[Stored entries]
┄┄┄┄┄┄┄┄┄┄┄┄┄┄┄┄┄┄┄┄
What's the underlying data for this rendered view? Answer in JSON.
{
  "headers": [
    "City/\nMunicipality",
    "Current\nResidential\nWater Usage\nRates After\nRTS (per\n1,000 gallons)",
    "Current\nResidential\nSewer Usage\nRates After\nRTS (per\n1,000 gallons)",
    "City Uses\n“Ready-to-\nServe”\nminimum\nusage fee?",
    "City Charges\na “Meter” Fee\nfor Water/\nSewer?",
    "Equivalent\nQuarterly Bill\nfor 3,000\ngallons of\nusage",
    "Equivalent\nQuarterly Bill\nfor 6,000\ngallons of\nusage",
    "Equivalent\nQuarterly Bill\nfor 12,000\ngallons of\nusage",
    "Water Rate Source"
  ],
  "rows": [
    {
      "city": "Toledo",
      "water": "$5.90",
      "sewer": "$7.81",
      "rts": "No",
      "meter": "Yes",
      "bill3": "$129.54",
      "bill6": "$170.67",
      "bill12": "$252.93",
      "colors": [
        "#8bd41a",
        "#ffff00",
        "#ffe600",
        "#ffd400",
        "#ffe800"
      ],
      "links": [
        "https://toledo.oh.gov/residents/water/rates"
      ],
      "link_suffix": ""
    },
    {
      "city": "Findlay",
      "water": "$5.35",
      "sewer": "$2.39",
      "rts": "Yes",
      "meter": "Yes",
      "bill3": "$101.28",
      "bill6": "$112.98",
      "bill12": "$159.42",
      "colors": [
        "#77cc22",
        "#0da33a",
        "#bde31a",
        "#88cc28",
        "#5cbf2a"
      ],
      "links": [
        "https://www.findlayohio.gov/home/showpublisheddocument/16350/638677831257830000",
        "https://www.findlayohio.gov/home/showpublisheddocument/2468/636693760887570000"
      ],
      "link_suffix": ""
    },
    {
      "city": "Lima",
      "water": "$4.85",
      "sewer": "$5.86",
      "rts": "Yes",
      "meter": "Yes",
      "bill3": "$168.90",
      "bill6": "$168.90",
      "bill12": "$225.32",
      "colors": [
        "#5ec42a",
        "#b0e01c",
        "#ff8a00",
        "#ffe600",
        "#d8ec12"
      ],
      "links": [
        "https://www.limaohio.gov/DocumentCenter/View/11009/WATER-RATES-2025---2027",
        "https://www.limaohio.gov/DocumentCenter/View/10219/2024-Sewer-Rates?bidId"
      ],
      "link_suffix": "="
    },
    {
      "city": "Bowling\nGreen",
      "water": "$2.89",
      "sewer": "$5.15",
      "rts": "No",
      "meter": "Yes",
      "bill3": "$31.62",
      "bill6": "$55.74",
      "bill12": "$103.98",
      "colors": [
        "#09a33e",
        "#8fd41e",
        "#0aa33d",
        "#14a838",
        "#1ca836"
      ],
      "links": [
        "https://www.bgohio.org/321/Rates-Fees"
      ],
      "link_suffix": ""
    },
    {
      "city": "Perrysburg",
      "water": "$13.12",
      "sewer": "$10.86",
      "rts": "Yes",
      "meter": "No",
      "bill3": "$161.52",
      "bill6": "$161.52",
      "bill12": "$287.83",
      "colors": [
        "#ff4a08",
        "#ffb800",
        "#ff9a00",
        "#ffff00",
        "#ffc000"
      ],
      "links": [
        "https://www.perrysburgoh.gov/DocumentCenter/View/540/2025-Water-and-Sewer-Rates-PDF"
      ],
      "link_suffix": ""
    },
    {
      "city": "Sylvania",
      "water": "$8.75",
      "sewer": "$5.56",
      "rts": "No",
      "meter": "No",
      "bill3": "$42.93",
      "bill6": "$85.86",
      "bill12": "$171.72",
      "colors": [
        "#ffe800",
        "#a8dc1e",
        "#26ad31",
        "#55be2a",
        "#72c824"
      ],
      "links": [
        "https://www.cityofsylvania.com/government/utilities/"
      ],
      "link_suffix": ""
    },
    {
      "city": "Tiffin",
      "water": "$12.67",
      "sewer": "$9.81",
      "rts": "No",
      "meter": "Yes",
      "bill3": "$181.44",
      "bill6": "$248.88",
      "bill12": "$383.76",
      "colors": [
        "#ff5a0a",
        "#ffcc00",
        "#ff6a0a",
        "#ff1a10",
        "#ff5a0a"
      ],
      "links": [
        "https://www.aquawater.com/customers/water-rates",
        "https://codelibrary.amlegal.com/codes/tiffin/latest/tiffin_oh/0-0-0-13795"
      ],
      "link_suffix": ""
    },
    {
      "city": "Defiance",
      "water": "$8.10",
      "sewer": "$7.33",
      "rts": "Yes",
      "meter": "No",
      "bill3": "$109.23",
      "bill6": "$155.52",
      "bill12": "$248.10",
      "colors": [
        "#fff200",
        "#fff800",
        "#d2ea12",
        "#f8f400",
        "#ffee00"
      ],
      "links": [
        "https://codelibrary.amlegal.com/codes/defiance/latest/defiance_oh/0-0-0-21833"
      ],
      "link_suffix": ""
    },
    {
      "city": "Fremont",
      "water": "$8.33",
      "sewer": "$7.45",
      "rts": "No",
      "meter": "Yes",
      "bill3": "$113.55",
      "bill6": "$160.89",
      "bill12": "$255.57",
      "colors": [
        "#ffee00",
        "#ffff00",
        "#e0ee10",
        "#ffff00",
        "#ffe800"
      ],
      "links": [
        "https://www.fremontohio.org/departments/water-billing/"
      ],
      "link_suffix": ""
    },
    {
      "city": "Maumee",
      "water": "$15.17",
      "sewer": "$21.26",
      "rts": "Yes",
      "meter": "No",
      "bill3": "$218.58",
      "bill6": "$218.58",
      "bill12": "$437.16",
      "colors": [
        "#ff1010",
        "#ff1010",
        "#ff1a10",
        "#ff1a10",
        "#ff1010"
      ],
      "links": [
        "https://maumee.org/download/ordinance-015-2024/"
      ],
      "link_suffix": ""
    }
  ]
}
┄┄┄┄┄┄┄┄┄┄┄┄┄┄┄┄┄┄┄┄
# Exercise details
Every record shown above must be echoed exactly.

# Answer to this problem
What's the underlying data for this rendered view? Answer in JSON.
{
  "headers": [
    "City/\nMunicipality",
    "Current\nResidential\nWater Usage\nRates After\nRTS (per\n1,000 gallons)",
    "Current\nResidential\nSewer Usage\nRates After\nRTS (per\n1,000 gallons)",
    "City Uses\n“Ready-to-\nServe”\nminimum\nusage fee?",
    "City Charges\na “Meter” Fee\nfor Water/\nSewer?",
    "Equivalent\nQuarterly Bill\nfor 3,000\ngallons of\nusage",
    "Equivalent\nQuarterly Bill\nfor 6,000\ngallons of\nusage",
    "Equivalent\nQuarterly Bill\nfor 12,000\ngallons of\nusage",
    "Water Rate Source"
  ],
  "rows": [
    {
      "city": "Toledo",
      "water": "$5.90",
      "sewer": "$7.81",
      "rts": "No",
      "meter": "Yes",
      "bill3": "$129.54",
      "bill6": "$170.67",
      "bill12": "$252.93",
      "colors": [
        "#8bd41a",
        "#ffff00",
        "#ffe600",
        "#ffd400",
        "#ffe800"
      ],
      "links": [
        "https://toledo.oh.gov/residents/water/rates"
      ],
      "link_suffix": ""
    },
    {
      "city": "Findlay",
      "water": "$5.35",
      "sewer": "$2.39",
      "rts": "Yes",
      "meter": "Yes",
      "bill3": "$101.28",
      "bill6": "$112.98",
      "bill12": "$159.42",
      "colors": [
        "#77cc22",
        "#0da33a",
        "#bde31a",
        "#88cc28",
        "#5cbf2a"
      ],
      "links": [
        "https://www.findlayohio.gov/home/showpublisheddocument/16350/638677831257830000",
        "https://www.findlayohio.gov/home/showpublisheddocument/2468/636693760887570000"
      ],
      "link_suffix": ""
    },
    {
      "city": "Lima",
      "water": "$4.85",
      "sewer": "$5.86",
      "rts": "Yes",
      "meter": "Yes",
      "bill3": "$168.90",
      "bill6": "$168.90",
      "bill12": "$225.32",
      "colors": [
        "#5ec42a",
        "#b0e01c",
        "#ff8a00",
        "#ffe600",
        "#d8ec12"
      ],
      "links": [
        "https://www.limaohio.gov/DocumentCenter/View/11009/WATER-RATES-2025---2027",
        "https://www.limaohio.gov/DocumentCenter/View/10219/2024-Sewer-Rates?bidId"
      ],
      "link_suffix": "="
    },
    {
      "city": "Bowling\nGreen",
      "water": "$2.89",
      "sewer": "$5.15",
      "rts": "No",
      "meter": "Yes",
      "bill3": "$31.62",
      "bill6": "$55.74",
      "bill12": "$103.98",
      "colors": [
        "#09a33e",
        "#8fd41e",
        "#0aa33d",
        "#14a838",
        "#1ca836"
      ],
      "links": [
        "https://www.bgohio.org/321/Rates-Fees"
      ],
      "link_suffix": ""
    },
    {
      "city": "Perrysburg",
      "water": "$13.12",
      "sewer": "$10.86",
      "rts": "Yes",
      "meter": "No",
      "bill3": "$161.52",
      "bill6": "$161.52",
      "bill12": "$287.83",
      "colors": [
        "#ff4a08",
        "#ffb800",
        "#ff9a00",
        "#ffff00",
        "#ffc000"
      ],
      "links": [
        "https://www.perrysburgoh.gov/DocumentCenter/View/540/2025-Water-and-Sewer-Rates-PDF"
      ],
      "link_suffix": ""
    },
    {
      "city": "Sylvania",
      "water": "$8.75",
      "sewer": "$5.56",
      "rts": "No",
      "meter": "No",
      "bill3": "$42.93",
      "bill6": "$85.86",
      "bill12": "$171.72",
      "colors": [
        "#ffe800",
        "#a8dc1e",
        "#26ad31",
        "#55be2a",
        "#72c824"
      ],
      "links": [
        "https://www.cityofsylvania.com/government/utilities/"
      ],
      "link_suffix": ""
    },
    {
      "city": "Tiffin",
      "water": "$12.67",
      "sewer": "$9.81",
      "rts": "No",
      "meter": "Yes",
      "bill3": "$181.44",
      "bill6": "$248.88",
      "bill12": "$383.76",
      "colors": [
        "#ff5a0a",
        "#ffcc00",
        "#ff6a0a",
        "#ff1a10",
        "#ff5a0a"
      ],
      "links": [
        "https://www.aquawater.com/customers/water-rates",
        "https://codelibrary.amlegal.com/codes/tiffin/latest/tiffin_oh/0-0-0-13795"
      ],
      "link_suffix": ""
    },
    {
      "city": "Defiance",
      "water": "$8.10",
      "sewer": "$7.33",
      "rts": "Yes",
      "meter": "No",
      "bill3": "$109.23",
      "bill6": "$155.52",
      "bill12": "$248.10",
      "colors": [
        "#fff200",
        "#fff800",
        "#d2ea12",
        "#f8f400",
        "#ffee00"
      ],
      "links": [
        "https://codelibrary.amlegal.com/codes/defiance/latest/defiance_oh/0-0-0-21833"
      ],
      "link_suffix": ""
    },
    {
      "city": "Fremont",
      "water": "$8.33",
      "sewer": "$7.45",
      "rts": "No",
      "meter": "Yes",
      "bill3": "$113.55",
      "bill6": "$160.89",
      "bill12": "$255.57",
      "colors": [
        "#ffee00",
        "#ffff00",
        "#e0ee10",
        "#ffff00",
        "#ffe800"
      ],
      "links": [
        "https://www.fremontohio.org/departments/water-billing/"
      ],
      "link_suffix": ""
    },
    {
      "city": "Maumee",
      "water": "$15.17",
      "sewer": "$21.26",
      "rts": "Yes",
      "meter": "No",
      "bill3": "$218.58",
      "bill6": "$218.58",
      "bill12": "$437.16",
      "colors": [
        "#ff1010",
        "#ff1010",
        "#ff1a10",
        "#ff1a10",
        "#ff1010"
      ],
      "links": [
        "https://maumee.org/download/ordinance-015-2024/"
      ],
      "link_suffix": ""
    }
  ]
}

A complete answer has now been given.